----- DATASET ENTRIES -----

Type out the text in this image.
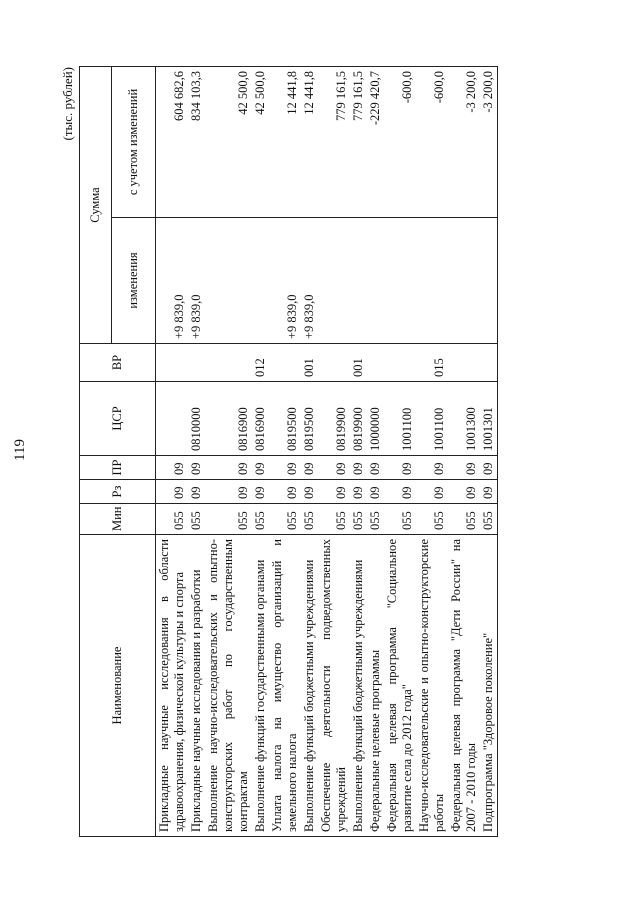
119
(тыс. рублей)
Наименование	Мин	Рз	ПР	ЦСР	ВР	Сумма	
						изменения	с учетом изменений
Прикладные научные исследования в области здравоохранения, физической культуры и спорта	055	09	09			+9 839,0	604 682,6
Прикладные научные исследования и разработки	055	09	09	0810000		+9 839,0	834 103,3
Выполнение научно-исследовательских и опытно-конструкторских работ по государственным контрактам	055	09	09	0816900			42 500,0
Выполнение функций государственными органами	055	09	09	0816900	012		42 500,0
Уплата налога на имущество организаций и земельного налога	055	09	09	0819500		+9 839,0	12 441,8
Выполнение функций бюджетными учреждениями	055	09	09	0819500	001	+9 839,0	12 441,8
Обеспечение деятельности подведомственных учреждений	055	09	09	0819900			779 161,5
Выполнение функций бюджетными учреждениями	055	09	09	0819900	001		779 161,5
Федеральные целевые программы	055	09	09	1000000			-229 420,7
Федеральная целевая программа "Социальное развитие села до 2012 года"	055	09	09	1001100			-600,0
Научно-исследовательские и опытно-конструкторские работы	055	09	09	1001100	015		-600,0
Федеральная целевая программа "Дети России" на 2007 - 2010 годы	055	09	09	1001300			-3 200,0
Подпрограмма "Здоровое поколение"	055	09	09	1001301			-3 200,0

-----

TASK: Transcribe the records verbatim and omit the images.

EXERCISE RESULT:
Type out the text in this image.
119
(тыс. рублей)
Наименование	Мин	Рз	ПР	ЦСР	ВР	Сумма	
						изменения	с учетом изменений
Прикладные научные исследования в области здравоохранения, физической культуры и спорта	055	09	09			+9 839,0	604 682,6
Прикладные научные исследования и разработки	055	09	09	0810000		+9 839,0	834 103,3
Выполнение научно-исследовательских и опытно-конструкторских работ по государственным контрактам	055	09	09	0816900			42 500,0
Выполнение функций государственными органами	055	09	09	0816900	012		42 500,0
Уплата налога на имущество организаций и земельного налога	055	09	09	0819500		+9 839,0	12 441,8
Выполнение функций бюджетными учреждениями	055	09	09	0819500	001	+9 839,0	12 441,8
Обеспечение деятельности подведомственных учреждений	055	09	09	0819900			779 161,5
Выполнение функций бюджетными учреждениями	055	09	09	0819900	001		779 161,5
Федеральные целевые программы	055	09	09	1000000			-229 420,7
Федеральная целевая программа "Социальное развитие села до 2012 года"	055	09	09	1001100			-600,0
Научно-исследовательские и опытно-конструкторские работы	055	09	09	1001100	015		-600,0
Федеральная целевая программа "Дети России" на 2007 - 2010 годы	055	09	09	1001300			-3 200,0
Подпрограмма "Здоровое поколение"	055	09	09	1001301			-3 200,0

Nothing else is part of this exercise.